**WRITTEN REQUEST:** Scan the data for "Argo" and copy the lines it appears in.

-------- RECORD LIST --------

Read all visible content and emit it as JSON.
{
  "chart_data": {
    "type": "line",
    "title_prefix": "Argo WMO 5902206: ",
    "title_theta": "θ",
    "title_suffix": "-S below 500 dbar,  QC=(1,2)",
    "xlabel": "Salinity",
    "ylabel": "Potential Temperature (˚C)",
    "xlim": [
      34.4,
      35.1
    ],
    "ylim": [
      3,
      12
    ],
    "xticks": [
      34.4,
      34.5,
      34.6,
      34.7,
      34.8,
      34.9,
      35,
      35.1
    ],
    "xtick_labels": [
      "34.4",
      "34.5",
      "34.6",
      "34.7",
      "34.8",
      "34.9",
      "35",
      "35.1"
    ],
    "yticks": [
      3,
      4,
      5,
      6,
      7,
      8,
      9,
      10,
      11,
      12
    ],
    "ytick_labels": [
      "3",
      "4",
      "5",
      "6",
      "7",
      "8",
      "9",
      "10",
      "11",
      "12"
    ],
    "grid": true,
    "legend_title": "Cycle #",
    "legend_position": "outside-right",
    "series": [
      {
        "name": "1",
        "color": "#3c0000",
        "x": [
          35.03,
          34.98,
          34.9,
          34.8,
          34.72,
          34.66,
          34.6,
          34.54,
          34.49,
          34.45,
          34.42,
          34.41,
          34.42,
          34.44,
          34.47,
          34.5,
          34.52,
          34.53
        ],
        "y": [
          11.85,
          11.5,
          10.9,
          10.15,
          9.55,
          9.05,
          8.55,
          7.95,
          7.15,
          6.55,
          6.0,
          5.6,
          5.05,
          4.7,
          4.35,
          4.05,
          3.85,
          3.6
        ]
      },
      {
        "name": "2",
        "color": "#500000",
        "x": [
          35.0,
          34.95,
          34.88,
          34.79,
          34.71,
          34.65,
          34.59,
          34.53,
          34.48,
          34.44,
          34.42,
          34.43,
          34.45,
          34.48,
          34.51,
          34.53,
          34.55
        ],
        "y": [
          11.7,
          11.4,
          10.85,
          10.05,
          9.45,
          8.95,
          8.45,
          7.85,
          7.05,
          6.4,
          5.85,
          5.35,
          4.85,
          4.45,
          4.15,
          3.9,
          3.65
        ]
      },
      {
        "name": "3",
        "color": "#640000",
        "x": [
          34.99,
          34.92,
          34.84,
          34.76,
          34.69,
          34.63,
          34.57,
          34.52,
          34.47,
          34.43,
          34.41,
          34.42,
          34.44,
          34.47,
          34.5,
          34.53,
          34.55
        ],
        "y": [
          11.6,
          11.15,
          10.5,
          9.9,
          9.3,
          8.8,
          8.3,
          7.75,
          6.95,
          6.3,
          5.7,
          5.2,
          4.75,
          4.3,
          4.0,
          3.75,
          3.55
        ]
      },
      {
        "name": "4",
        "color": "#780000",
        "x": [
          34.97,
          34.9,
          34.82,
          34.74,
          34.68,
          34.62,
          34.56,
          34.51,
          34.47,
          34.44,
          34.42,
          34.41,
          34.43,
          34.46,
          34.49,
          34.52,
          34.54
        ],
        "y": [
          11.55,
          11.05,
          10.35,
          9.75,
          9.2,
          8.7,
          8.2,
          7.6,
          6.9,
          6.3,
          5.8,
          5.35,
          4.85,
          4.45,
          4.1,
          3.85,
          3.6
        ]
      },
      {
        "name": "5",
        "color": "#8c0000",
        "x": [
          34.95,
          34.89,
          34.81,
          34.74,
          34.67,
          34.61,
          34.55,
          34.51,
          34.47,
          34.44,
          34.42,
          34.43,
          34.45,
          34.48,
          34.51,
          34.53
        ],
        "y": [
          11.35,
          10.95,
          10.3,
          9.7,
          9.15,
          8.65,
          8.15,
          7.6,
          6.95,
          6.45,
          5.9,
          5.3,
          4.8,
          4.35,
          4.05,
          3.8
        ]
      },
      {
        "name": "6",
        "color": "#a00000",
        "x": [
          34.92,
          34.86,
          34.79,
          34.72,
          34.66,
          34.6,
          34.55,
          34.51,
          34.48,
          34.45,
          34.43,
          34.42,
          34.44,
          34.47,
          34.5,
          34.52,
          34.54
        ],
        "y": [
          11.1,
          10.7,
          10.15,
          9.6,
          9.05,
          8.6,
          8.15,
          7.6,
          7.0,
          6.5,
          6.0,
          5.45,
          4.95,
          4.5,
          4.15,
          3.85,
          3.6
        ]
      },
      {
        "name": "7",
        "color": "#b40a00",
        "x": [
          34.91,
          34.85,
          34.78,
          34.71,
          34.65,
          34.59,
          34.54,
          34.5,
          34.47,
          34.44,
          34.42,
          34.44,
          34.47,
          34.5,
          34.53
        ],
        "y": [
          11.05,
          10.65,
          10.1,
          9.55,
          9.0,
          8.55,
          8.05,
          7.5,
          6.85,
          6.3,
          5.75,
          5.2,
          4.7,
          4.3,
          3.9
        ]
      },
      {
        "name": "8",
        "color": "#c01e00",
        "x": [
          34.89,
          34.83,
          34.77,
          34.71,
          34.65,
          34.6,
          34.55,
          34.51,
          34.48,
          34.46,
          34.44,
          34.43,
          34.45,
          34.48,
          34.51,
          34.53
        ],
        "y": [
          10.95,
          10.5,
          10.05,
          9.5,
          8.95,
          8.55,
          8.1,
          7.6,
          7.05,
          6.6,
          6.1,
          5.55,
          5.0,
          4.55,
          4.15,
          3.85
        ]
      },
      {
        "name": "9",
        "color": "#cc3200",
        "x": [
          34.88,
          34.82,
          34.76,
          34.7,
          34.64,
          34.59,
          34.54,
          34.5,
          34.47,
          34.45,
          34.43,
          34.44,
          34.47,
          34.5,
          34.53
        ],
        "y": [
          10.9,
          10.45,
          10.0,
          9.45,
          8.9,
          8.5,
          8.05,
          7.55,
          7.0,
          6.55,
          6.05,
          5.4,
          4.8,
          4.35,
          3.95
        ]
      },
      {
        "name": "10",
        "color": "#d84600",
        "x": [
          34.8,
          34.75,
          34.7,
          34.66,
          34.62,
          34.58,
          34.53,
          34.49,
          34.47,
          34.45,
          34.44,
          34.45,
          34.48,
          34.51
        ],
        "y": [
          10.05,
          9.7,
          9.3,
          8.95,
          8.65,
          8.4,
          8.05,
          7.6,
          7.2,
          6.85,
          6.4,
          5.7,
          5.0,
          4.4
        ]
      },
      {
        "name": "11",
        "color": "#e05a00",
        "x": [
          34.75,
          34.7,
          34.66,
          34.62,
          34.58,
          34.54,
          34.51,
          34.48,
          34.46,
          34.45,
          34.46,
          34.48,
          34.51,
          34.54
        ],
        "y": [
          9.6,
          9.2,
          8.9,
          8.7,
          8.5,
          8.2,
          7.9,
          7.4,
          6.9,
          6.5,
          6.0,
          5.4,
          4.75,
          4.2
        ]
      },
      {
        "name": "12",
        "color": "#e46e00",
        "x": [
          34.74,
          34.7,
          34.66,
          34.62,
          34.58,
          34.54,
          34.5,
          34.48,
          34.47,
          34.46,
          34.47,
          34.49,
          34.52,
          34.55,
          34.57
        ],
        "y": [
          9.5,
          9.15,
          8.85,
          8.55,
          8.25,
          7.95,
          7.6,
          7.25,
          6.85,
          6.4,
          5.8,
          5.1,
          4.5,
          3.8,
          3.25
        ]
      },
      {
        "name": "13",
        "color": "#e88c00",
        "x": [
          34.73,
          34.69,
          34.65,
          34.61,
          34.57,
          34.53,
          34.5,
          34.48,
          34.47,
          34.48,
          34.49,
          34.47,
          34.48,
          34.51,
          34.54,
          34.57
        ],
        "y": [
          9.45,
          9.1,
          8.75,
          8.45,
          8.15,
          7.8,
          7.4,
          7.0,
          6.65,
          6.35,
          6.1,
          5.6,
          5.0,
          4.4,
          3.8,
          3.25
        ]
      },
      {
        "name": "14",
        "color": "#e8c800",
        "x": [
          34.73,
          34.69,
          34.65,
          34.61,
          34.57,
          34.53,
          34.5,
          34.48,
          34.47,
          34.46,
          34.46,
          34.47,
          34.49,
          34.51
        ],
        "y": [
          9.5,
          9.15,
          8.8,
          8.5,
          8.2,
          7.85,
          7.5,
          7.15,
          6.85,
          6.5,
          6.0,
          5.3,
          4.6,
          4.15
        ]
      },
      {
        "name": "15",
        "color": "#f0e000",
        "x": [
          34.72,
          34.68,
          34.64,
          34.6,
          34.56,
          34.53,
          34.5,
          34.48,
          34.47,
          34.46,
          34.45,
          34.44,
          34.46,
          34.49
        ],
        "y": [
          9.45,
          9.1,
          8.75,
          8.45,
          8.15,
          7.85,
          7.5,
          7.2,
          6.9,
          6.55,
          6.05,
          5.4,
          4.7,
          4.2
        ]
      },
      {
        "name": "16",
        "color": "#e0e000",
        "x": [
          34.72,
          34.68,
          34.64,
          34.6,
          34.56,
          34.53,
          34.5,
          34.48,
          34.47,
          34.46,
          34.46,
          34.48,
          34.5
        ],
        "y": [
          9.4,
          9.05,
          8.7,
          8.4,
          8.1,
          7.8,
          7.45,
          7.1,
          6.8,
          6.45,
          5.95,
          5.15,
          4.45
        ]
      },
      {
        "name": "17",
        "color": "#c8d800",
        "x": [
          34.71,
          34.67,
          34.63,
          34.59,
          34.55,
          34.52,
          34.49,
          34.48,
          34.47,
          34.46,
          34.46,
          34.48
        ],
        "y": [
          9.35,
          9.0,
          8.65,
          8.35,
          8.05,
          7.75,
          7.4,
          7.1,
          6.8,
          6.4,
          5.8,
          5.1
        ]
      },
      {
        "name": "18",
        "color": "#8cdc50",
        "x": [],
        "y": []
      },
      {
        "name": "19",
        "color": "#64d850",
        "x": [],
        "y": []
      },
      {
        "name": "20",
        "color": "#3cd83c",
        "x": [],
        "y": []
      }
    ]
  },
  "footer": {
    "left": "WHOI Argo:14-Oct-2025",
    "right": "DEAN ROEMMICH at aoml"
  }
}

--------

**REPLY TO THE EXERCISE:**
    "title_prefix": "Argo WMO 5902206: ",
    "left": "WHOI Argo:14-Oct-2025",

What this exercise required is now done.